◆ **Dataset content**:
## Start

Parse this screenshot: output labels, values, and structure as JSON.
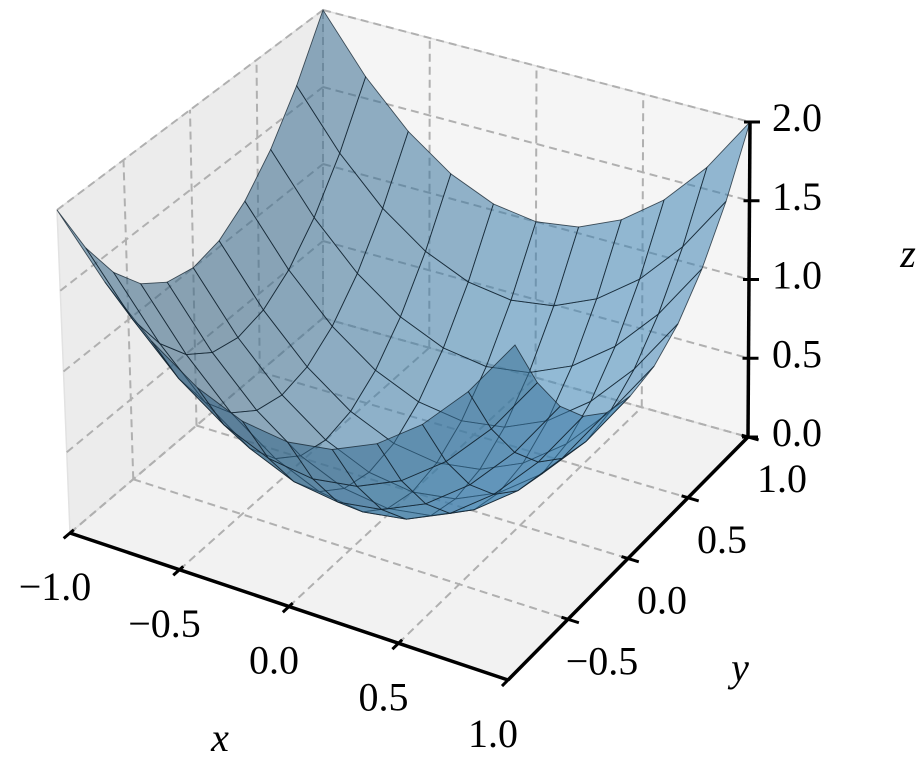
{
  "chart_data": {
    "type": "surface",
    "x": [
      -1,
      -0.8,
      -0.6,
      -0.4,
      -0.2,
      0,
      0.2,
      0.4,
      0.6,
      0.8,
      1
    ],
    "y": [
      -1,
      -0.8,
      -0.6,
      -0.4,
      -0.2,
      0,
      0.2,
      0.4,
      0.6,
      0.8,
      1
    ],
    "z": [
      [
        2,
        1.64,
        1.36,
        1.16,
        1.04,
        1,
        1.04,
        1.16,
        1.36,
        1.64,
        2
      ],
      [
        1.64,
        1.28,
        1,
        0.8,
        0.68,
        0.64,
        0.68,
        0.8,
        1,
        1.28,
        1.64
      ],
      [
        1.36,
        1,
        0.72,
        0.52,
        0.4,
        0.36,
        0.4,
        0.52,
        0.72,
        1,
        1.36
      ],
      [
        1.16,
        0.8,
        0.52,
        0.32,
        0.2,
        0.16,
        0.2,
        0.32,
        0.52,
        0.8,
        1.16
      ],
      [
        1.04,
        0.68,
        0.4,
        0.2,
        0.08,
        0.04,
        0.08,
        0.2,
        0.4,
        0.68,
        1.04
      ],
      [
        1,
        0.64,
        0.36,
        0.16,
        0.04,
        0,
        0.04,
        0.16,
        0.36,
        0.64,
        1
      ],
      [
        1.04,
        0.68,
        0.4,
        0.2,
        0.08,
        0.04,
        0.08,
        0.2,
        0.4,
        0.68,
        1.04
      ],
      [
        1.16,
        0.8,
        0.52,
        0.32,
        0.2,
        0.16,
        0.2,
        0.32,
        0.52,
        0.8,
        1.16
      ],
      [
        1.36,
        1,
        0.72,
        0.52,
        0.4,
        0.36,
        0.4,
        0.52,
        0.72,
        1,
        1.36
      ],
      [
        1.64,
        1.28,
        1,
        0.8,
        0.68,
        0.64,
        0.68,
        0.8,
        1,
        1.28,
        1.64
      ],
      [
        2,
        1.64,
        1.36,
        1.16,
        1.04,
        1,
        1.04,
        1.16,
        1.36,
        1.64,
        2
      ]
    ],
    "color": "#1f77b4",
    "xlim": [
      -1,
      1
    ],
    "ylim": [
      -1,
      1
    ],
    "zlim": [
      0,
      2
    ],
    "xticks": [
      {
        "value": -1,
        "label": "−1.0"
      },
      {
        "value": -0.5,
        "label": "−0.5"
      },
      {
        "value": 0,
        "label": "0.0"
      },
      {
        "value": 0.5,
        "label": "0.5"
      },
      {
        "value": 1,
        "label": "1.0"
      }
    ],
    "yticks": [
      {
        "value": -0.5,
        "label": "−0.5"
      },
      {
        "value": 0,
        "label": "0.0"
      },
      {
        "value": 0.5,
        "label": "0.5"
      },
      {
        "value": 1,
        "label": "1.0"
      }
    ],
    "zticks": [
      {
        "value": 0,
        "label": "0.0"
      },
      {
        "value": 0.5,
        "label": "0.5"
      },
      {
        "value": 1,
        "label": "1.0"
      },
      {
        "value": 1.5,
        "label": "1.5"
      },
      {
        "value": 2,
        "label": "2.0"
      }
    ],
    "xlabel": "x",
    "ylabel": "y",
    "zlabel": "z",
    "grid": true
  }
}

## End

◆ **What you will do**: Every record must be copied exactly, with images dropped from the result.

◆ **Task answer**:
Parse this screenshot: output labels, values, and structure as JSON.
{
  "chart_data": {
    "type": "surface",
    "x": [
      -1,
      -0.8,
      -0.6,
      -0.4,
      -0.2,
      0,
      0.2,
      0.4,
      0.6,
      0.8,
      1
    ],
    "y": [
      -1,
      -0.8,
      -0.6,
      -0.4,
      -0.2,
      0,
      0.2,
      0.4,
      0.6,
      0.8,
      1
    ],
    "z": [
      [
        2,
        1.64,
        1.36,
        1.16,
        1.04,
        1,
        1.04,
        1.16,
        1.36,
        1.64,
        2
      ],
      [
        1.64,
        1.28,
        1,
        0.8,
        0.68,
        0.64,
        0.68,
        0.8,
        1,
        1.28,
        1.64
      ],
      [
        1.36,
        1,
        0.72,
        0.52,
        0.4,
        0.36,
        0.4,
        0.52,
        0.72,
        1,
        1.36
      ],
      [
        1.16,
        0.8,
        0.52,
        0.32,
        0.2,
        0.16,
        0.2,
        0.32,
        0.52,
        0.8,
        1.16
      ],
      [
        1.04,
        0.68,
        0.4,
        0.2,
        0.08,
        0.04,
        0.08,
        0.2,
        0.4,
        0.68,
        1.04
      ],
      [
        1,
        0.64,
        0.36,
        0.16,
        0.04,
        0,
        0.04,
        0.16,
        0.36,
        0.64,
        1
      ],
      [
        1.04,
        0.68,
        0.4,
        0.2,
        0.08,
        0.04,
        0.08,
        0.2,
        0.4,
        0.68,
        1.04
      ],
      [
        1.16,
        0.8,
        0.52,
        0.32,
        0.2,
        0.16,
        0.2,
        0.32,
        0.52,
        0.8,
        1.16
      ],
      [
        1.36,
        1,
        0.72,
        0.52,
        0.4,
        0.36,
        0.4,
        0.52,
        0.72,
        1,
        1.36
      ],
      [
        1.64,
        1.28,
        1,
        0.8,
        0.68,
        0.64,
        0.68,
        0.8,
        1,
        1.28,
        1.64
      ],
      [
        2,
        1.64,
        1.36,
        1.16,
        1.04,
        1,
        1.04,
        1.16,
        1.36,
        1.64,
        2
      ]
    ],
    "color": "#1f77b4",
    "xlim": [
      -1,
      1
    ],
    "ylim": [
      -1,
      1
    ],
    "zlim": [
      0,
      2
    ],
    "xticks": [
      {
        "value": -1,
        "label": "−1.0"
      },
      {
        "value": -0.5,
        "label": "−0.5"
      },
      {
        "value": 0,
        "label": "0.0"
      },
      {
        "value": 0.5,
        "label": "0.5"
      },
      {
        "value": 1,
        "label": "1.0"
      }
    ],
    "yticks": [
      {
        "value": -0.5,
        "label": "−0.5"
      },
      {
        "value": 0,
        "label": "0.0"
      },
      {
        "value": 0.5,
        "label": "0.5"
      },
      {
        "value": 1,
        "label": "1.0"
      }
    ],
    "zticks": [
      {
        "value": 0,
        "label": "0.0"
      },
      {
        "value": 0.5,
        "label": "0.5"
      },
      {
        "value": 1,
        "label": "1.0"
      },
      {
        "value": 1.5,
        "label": "1.5"
      },
      {
        "value": 2,
        "label": "2.0"
      }
    ],
    "xlabel": "x",
    "ylabel": "y",
    "zlabel": "z",
    "grid": true
  }
}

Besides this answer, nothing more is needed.